Instructions to follow: Wherever the string "Respondent" appears in a line, extract that line.

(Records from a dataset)

• • • • •

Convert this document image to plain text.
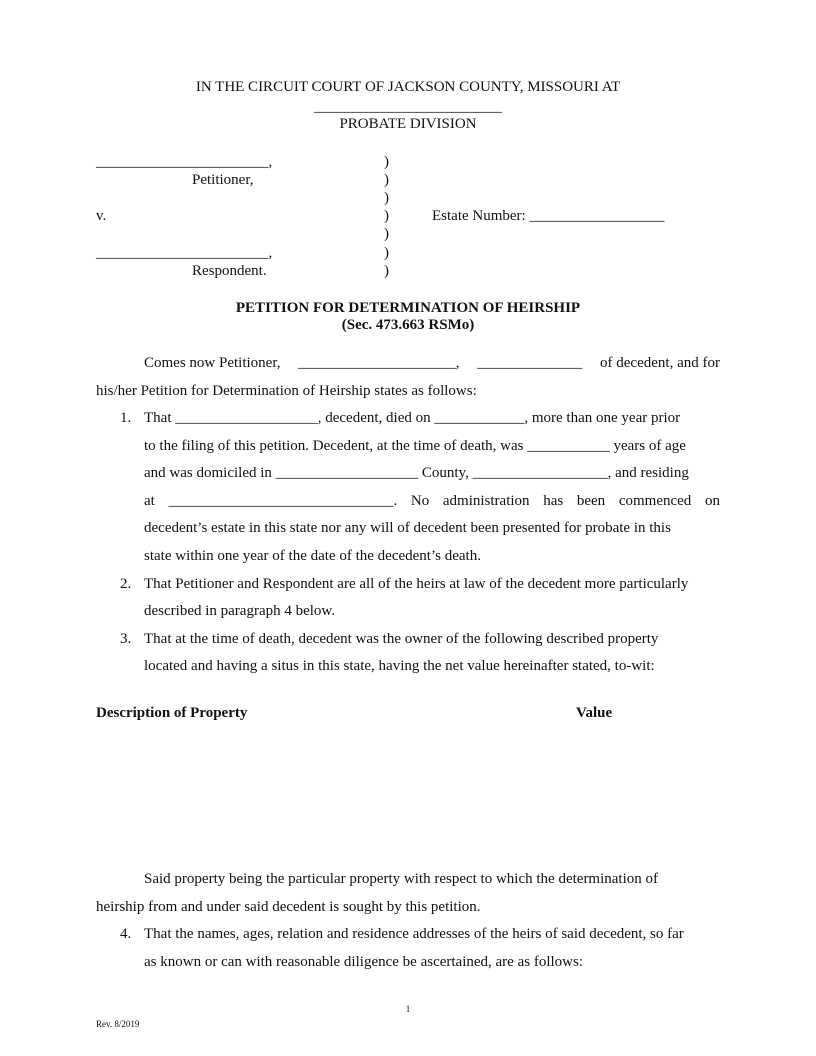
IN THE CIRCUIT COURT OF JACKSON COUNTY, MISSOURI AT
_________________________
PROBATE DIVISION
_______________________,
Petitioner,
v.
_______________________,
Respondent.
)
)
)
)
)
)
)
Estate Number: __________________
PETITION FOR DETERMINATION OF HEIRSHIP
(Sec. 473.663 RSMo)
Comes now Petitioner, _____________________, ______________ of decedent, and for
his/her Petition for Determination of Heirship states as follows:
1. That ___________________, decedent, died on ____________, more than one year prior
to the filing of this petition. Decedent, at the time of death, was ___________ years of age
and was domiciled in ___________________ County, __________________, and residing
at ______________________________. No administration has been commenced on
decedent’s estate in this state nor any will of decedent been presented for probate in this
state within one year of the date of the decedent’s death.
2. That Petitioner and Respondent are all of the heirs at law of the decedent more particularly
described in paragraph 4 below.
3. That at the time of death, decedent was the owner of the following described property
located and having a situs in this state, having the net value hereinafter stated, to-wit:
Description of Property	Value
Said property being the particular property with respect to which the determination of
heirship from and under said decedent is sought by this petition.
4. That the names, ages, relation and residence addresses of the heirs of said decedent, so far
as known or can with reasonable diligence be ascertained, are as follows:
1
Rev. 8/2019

• • • • •

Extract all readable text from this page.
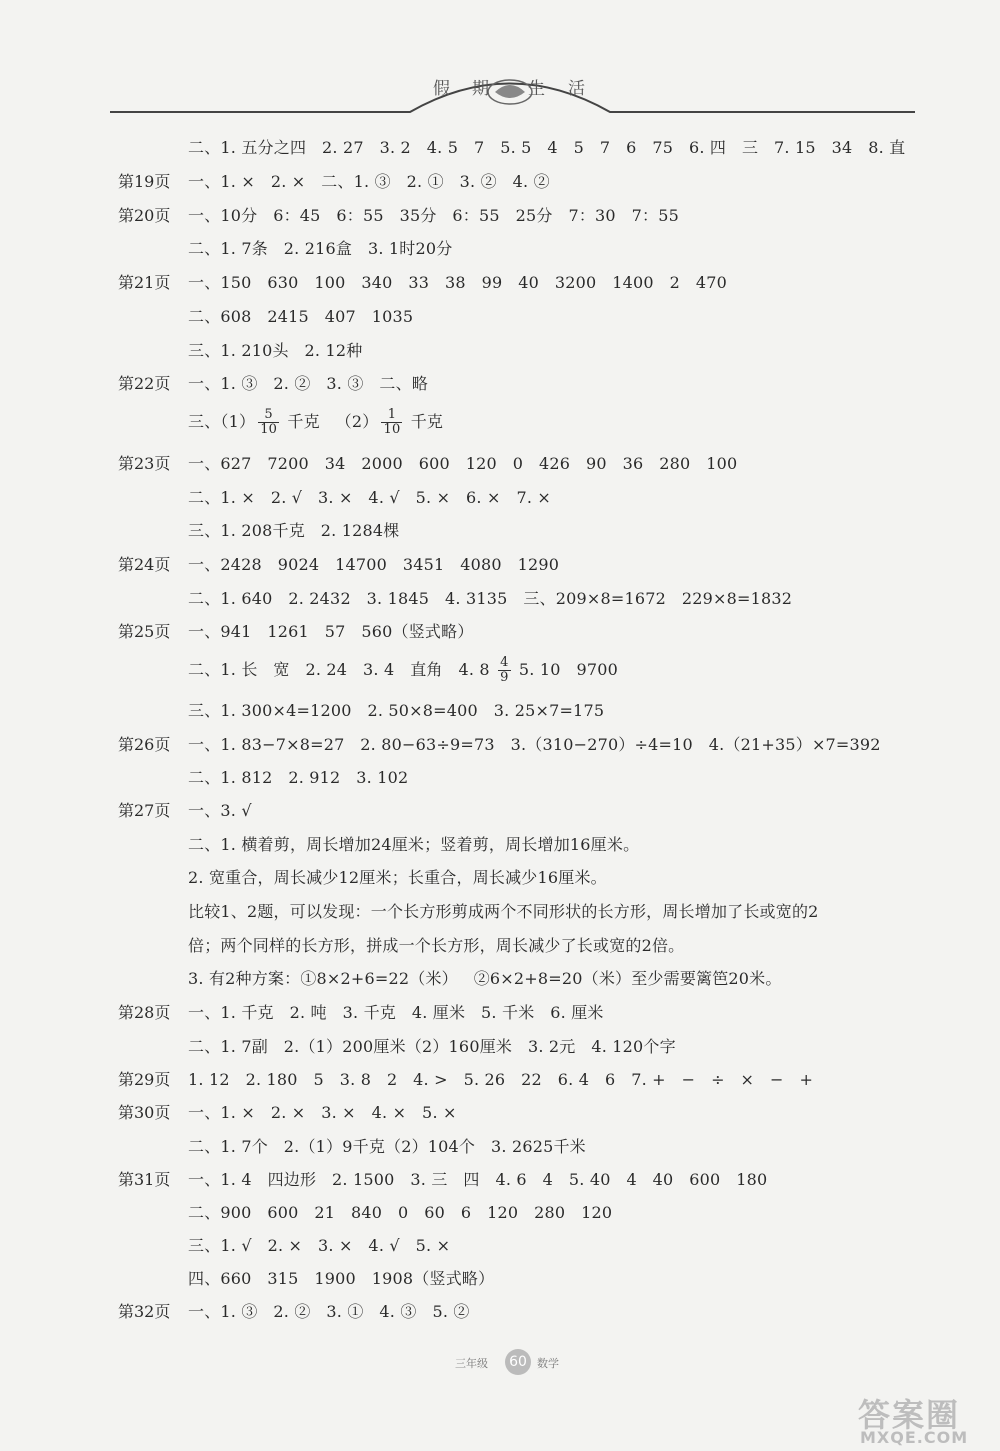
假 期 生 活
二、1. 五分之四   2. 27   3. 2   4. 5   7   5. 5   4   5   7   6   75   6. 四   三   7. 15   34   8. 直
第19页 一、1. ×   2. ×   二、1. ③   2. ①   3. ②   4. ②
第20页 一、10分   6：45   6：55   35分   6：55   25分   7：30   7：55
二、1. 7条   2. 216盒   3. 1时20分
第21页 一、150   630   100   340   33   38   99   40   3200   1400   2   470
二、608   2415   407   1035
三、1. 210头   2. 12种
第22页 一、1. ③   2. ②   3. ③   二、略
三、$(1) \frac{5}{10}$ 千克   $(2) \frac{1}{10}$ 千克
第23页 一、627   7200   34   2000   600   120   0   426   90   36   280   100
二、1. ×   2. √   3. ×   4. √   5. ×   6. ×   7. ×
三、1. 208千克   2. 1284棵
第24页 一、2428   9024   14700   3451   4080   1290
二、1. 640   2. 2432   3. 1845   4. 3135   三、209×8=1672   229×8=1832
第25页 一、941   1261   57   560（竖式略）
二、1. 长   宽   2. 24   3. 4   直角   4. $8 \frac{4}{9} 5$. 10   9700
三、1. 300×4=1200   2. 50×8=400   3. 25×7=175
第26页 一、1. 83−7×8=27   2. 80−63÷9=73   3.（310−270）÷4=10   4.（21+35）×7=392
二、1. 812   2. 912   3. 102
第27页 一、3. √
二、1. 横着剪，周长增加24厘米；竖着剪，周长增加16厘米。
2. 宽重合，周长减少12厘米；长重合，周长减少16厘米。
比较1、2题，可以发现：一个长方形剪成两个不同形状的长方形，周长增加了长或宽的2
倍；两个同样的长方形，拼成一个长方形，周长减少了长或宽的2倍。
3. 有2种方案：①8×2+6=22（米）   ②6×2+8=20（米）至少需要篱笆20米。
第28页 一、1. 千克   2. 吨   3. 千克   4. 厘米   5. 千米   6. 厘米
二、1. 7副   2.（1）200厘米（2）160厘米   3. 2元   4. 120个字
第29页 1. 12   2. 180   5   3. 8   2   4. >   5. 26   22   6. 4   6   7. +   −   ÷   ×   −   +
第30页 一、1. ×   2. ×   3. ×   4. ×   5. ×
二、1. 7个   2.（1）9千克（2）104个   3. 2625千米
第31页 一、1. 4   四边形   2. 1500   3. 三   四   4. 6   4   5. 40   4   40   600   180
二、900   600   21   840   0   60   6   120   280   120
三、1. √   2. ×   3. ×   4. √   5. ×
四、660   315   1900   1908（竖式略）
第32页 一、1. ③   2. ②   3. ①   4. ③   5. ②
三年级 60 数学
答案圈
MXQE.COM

• • • • •

Result:
Respondent.
2. That Petitioner and Respondent are all of the heirs at law of the decedent more particularly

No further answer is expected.